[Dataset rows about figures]
##########

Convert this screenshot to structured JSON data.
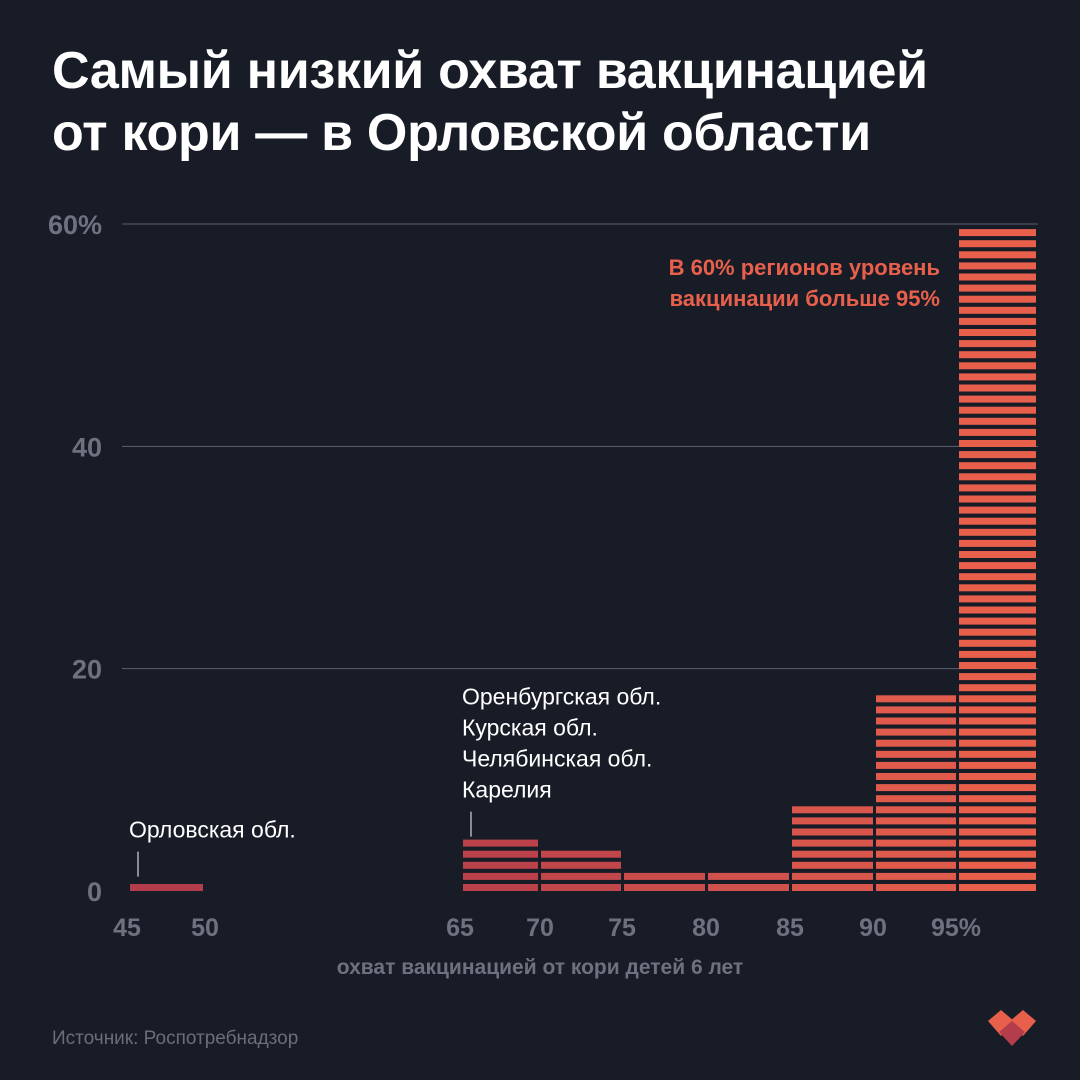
{
  "title_lines": [
    "Самый низкий охват вакцинацией",
    "от кори — в Орловской области"
  ],
  "source": "Источник: Роспотребнадзор",
  "chart_data": {
    "type": "bar",
    "title": "Самый низкий охват вакцинацией от кори — в Орловской области",
    "xlabel": "охват вакцинацией от кори детей 6 лет",
    "ylabel": "",
    "ylim": [
      0,
      60
    ],
    "grid": true,
    "x_ticks": [
      "45",
      "50",
      "65",
      "70",
      "75",
      "80",
      "85",
      "90",
      "95%"
    ],
    "y_ticks": [
      {
        "value": 0,
        "label": "0"
      },
      {
        "value": 20,
        "label": "20"
      },
      {
        "value": 40,
        "label": "40"
      },
      {
        "value": 60,
        "label": "60%"
      }
    ],
    "bins": [
      {
        "from": 45,
        "to": 50,
        "value": 1.2
      },
      {
        "from": 65,
        "to": 70,
        "value": 4.8
      },
      {
        "from": 70,
        "to": 75,
        "value": 3.6
      },
      {
        "from": 75,
        "to": 80,
        "value": 2.4
      },
      {
        "from": 80,
        "to": 85,
        "value": 2.4
      },
      {
        "from": 85,
        "to": 90,
        "value": 8.3
      },
      {
        "from": 90,
        "to": 95,
        "value": 17.9
      },
      {
        "from": 95,
        "to": 100,
        "value": 60
      }
    ],
    "annotations": [
      {
        "bin": 0,
        "lines": [
          "Орловская обл."
        ]
      },
      {
        "bin": 1,
        "lines": [
          "Оренбургская обл.",
          "Курская обл.",
          "Челябинская обл.",
          "Карелия"
        ]
      },
      {
        "bin": 7,
        "lines": [
          "В 60% регионов уровень",
          "вакцинации больше 95%"
        ],
        "highlight": true
      }
    ],
    "colors": {
      "low": "#b33d4b",
      "high": "#e8604c",
      "text": "#ffffff",
      "highlight_text": "#e8604c",
      "axis_text": "#6e7280",
      "grid": "#5c6070",
      "background": "#181c27"
    }
  },
  "logo": {
    "icon": "diamond-hearts-logo-icon",
    "colors": [
      "#e8604c",
      "#b33d4b"
    ]
  }
}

##########

Task objective:
Pictures in the records above should not be copied. Repeat everything else exactly.

Completed task:
Convert this screenshot to structured JSON data.
{
  "title_lines": [
    "Самый низкий охват вакцинацией",
    "от кори — в Орловской области"
  ],
  "source": "Источник: Роспотребнадзор",
  "chart_data": {
    "type": "bar",
    "title": "Самый низкий охват вакцинацией от кори — в Орловской области",
    "xlabel": "охват вакцинацией от кори детей 6 лет",
    "ylabel": "",
    "ylim": [
      0,
      60
    ],
    "grid": true,
    "x_ticks": [
      "45",
      "50",
      "65",
      "70",
      "75",
      "80",
      "85",
      "90",
      "95%"
    ],
    "y_ticks": [
      {
        "value": 0,
        "label": "0"
      },
      {
        "value": 20,
        "label": "20"
      },
      {
        "value": 40,
        "label": "40"
      },
      {
        "value": 60,
        "label": "60%"
      }
    ],
    "bins": [
      {
        "from": 45,
        "to": 50,
        "value": 1.2
      },
      {
        "from": 65,
        "to": 70,
        "value": 4.8
      },
      {
        "from": 70,
        "to": 75,
        "value": 3.6
      },
      {
        "from": 75,
        "to": 80,
        "value": 2.4
      },
      {
        "from": 80,
        "to": 85,
        "value": 2.4
      },
      {
        "from": 85,
        "to": 90,
        "value": 8.3
      },
      {
        "from": 90,
        "to": 95,
        "value": 17.9
      },
      {
        "from": 95,
        "to": 100,
        "value": 60
      }
    ],
    "annotations": [
      {
        "bin": 0,
        "lines": [
          "Орловская обл."
        ]
      },
      {
        "bin": 1,
        "lines": [
          "Оренбургская обл.",
          "Курская обл.",
          "Челябинская обл.",
          "Карелия"
        ]
      },
      {
        "bin": 7,
        "lines": [
          "В 60% регионов уровень",
          "вакцинации больше 95%"
        ],
        "highlight": true
      }
    ],
    "colors": {
      "low": "#b33d4b",
      "high": "#e8604c",
      "text": "#ffffff",
      "highlight_text": "#e8604c",
      "axis_text": "#6e7280",
      "grid": "#5c6070",
      "background": "#181c27"
    }
  },
  "logo": {
    "icon": "diamond-hearts-logo-icon",
    "colors": [
      "#e8604c",
      "#b33d4b"
    ]
  }
}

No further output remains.